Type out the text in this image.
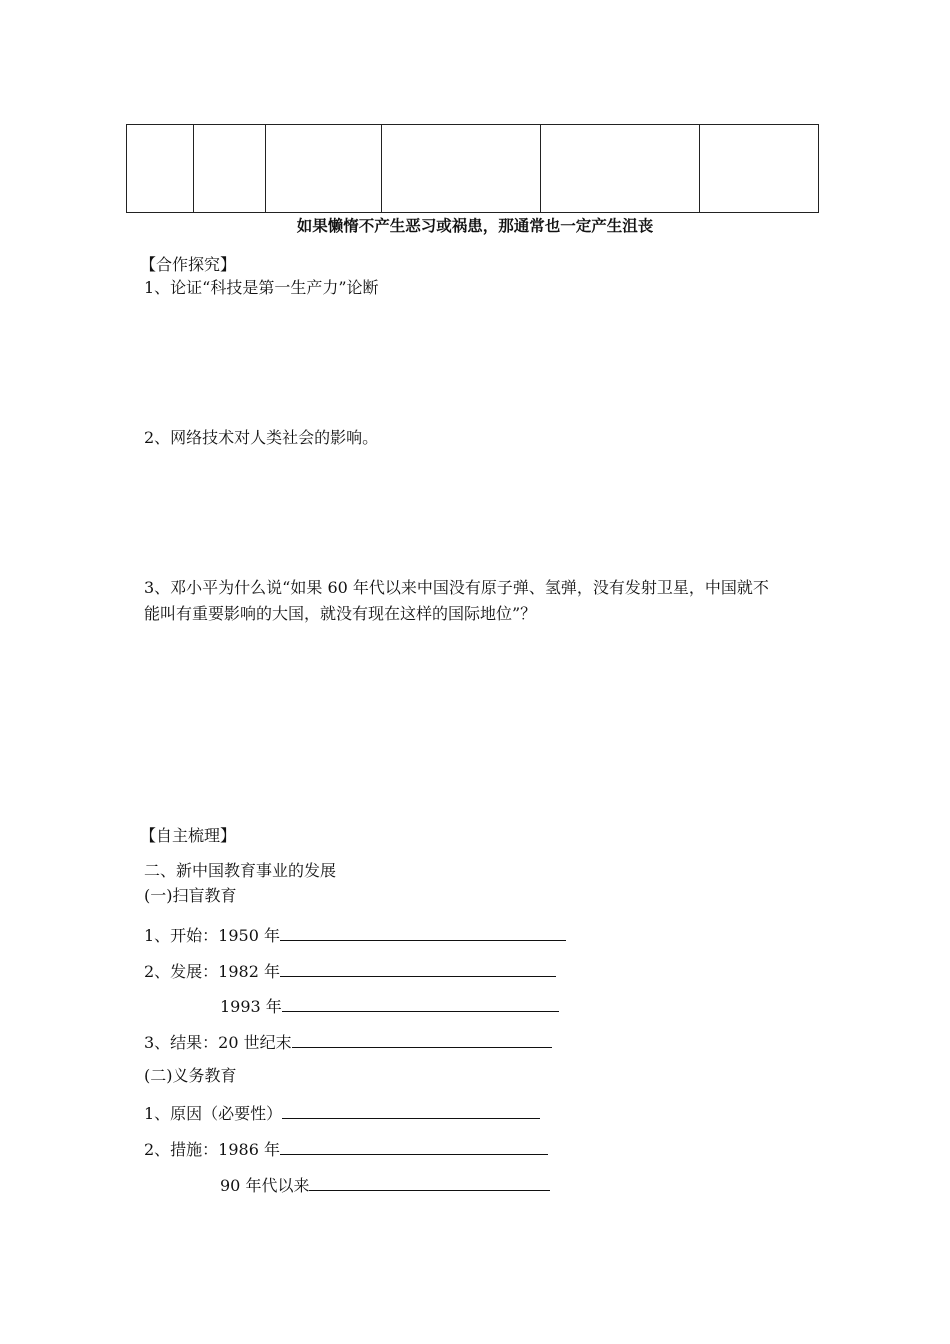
如果懒惰不产生恶习或祸患，那通常也一定产生沮丧
【合作探究】
1、论证“科技是第一生产力”论断
2、网络技术对人类社会的影响。
3、邓小平为什么说“如果 60 年代以来中国没有原子弹、氢弹，没有发射卫星，中国就不
能叫有重要影响的大国，就没有现在这样的国际地位”？
【自主梳理】
二、新中国教育事业的发展
(一)扫盲教育
1、开始：1950 年
2、发展：1982 年
1993 年
3、结果：20 世纪末
(二)义务教育
1、原因（必要性）
2、措施：1986 年
90 年代以来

+++

Requirements:
Each entry above should be reproduced exactly, with the pictures removed.

Written response:
Type out the text in this image.
如果懒惰不产生恶习或祸患，那通常也一定产生沮丧
【合作探究】
1、论证“科技是第一生产力”论断
2、网络技术对人类社会的影响。
3、邓小平为什么说“如果 60 年代以来中国没有原子弹、氢弹，没有发射卫星，中国就不
能叫有重要影响的大国，就没有现在这样的国际地位”？
【自主梳理】
二、新中国教育事业的发展
(一)扫盲教育
1、开始：1950 年
2、发展：1982 年
1993 年
3、结果：20 世纪末
(二)义务教育
1、原因（必要性）
2、措施：1986 年
90 年代以来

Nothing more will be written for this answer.